-- start Material for this task --

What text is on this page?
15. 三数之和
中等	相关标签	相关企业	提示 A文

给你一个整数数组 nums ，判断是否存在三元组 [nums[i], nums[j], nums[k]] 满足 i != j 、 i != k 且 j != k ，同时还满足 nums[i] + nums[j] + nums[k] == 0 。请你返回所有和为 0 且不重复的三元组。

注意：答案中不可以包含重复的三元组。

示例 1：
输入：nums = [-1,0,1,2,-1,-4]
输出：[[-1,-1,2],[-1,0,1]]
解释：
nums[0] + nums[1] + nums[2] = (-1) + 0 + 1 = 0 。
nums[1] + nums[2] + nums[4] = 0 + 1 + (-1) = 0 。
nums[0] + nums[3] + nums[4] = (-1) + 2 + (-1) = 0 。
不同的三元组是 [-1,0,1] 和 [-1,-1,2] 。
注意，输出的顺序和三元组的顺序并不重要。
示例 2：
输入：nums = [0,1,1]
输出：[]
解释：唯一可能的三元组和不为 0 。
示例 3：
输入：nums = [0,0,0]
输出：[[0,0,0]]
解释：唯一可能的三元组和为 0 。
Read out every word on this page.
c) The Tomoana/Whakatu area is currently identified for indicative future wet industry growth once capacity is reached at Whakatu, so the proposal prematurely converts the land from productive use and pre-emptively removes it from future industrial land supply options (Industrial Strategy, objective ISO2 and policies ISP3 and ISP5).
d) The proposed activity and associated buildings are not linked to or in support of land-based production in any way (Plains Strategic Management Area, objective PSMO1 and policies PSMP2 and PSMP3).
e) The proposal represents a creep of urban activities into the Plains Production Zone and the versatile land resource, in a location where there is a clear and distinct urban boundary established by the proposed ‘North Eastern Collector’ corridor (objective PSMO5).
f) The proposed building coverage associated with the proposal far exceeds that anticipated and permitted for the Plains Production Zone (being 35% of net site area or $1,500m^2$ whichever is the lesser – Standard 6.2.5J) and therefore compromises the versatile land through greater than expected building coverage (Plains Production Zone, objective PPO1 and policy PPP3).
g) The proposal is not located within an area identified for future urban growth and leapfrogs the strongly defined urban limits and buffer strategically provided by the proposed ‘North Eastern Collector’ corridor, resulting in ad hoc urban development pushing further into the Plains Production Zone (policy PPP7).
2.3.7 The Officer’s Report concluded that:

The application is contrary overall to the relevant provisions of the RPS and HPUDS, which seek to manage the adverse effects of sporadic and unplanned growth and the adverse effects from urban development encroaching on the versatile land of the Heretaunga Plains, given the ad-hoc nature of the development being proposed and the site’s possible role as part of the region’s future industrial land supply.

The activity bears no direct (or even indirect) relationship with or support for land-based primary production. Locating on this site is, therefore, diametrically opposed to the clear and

-- end Material for this task --

= What is asked =
Repeat the records above exactly as they appear.

= Output for this task =
What text is on this page?
15. 三数之和
中等	相关标签	相关企业	提示 A文

给你一个整数数组 nums ，判断是否存在三元组 [nums[i], nums[j], nums[k]] 满足 i != j 、 i != k 且 j != k ，同时还满足 nums[i] + nums[j] + nums[k] == 0 。请你返回所有和为 0 且不重复的三元组。

注意：答案中不可以包含重复的三元组。

示例 1：
输入：nums = [-1,0,1,2,-1,-4]
输出：[[-1,-1,2],[-1,0,1]]
解释：
nums[0] + nums[1] + nums[2] = (-1) + 0 + 1 = 0 。
nums[1] + nums[2] + nums[4] = 0 + 1 + (-1) = 0 。
nums[0] + nums[3] + nums[4] = (-1) + 2 + (-1) = 0 。
不同的三元组是 [-1,0,1] 和 [-1,-1,2] 。
注意，输出的顺序和三元组的顺序并不重要。
示例 2：
输入：nums = [0,1,1]
输出：[]
解释：唯一可能的三元组和不为 0 。
示例 3：
输入：nums = [0,0,0]
输出：[[0,0,0]]
解释：唯一可能的三元组和为 0 。
Read out every word on this page.
c) The Tomoana/Whakatu area is currently identified for indicative future wet industry growth once capacity is reached at Whakatu, so the proposal prematurely converts the land from productive use and pre-emptively removes it from future industrial land supply options (Industrial Strategy, objective ISO2 and policies ISP3 and ISP5).
d) The proposed activity and associated buildings are not linked to or in support of land-based production in any way (Plains Strategic Management Area, objective PSMO1 and policies PSMP2 and PSMP3).
e) The proposal represents a creep of urban activities into the Plains Production Zone and the versatile land resource, in a location where there is a clear and distinct urban boundary established by the proposed ‘North Eastern Collector’ corridor (objective PSMO5).
f) The proposed building coverage associated with the proposal far exceeds that anticipated and permitted for the Plains Production Zone (being 35% of net site area or $1,500m^2$ whichever is the lesser – Standard 6.2.5J) and therefore compromises the versatile land through greater than expected building coverage (Plains Production Zone, objective PPO1 and policy PPP3).
g) The proposal is not located within an area identified for future urban growth and leapfrogs the strongly defined urban limits and buffer strategically provided by the proposed ‘North Eastern Collector’ corridor, resulting in ad hoc urban development pushing further into the Plains Production Zone (policy PPP7).
2.3.7 The Officer’s Report concluded that:

The application is contrary overall to the relevant provisions of the RPS and HPUDS, which seek to manage the adverse effects of sporadic and unplanned growth and the adverse effects from urban development encroaching on the versatile land of the Heretaunga Plains, given the ad-hoc nature of the development being proposed and the site’s possible role as part of the region’s future industrial land supply.

The activity bears no direct (or even indirect) relationship with or support for land-based primary production. Locating on this site is, therefore, diametrically opposed to the clear and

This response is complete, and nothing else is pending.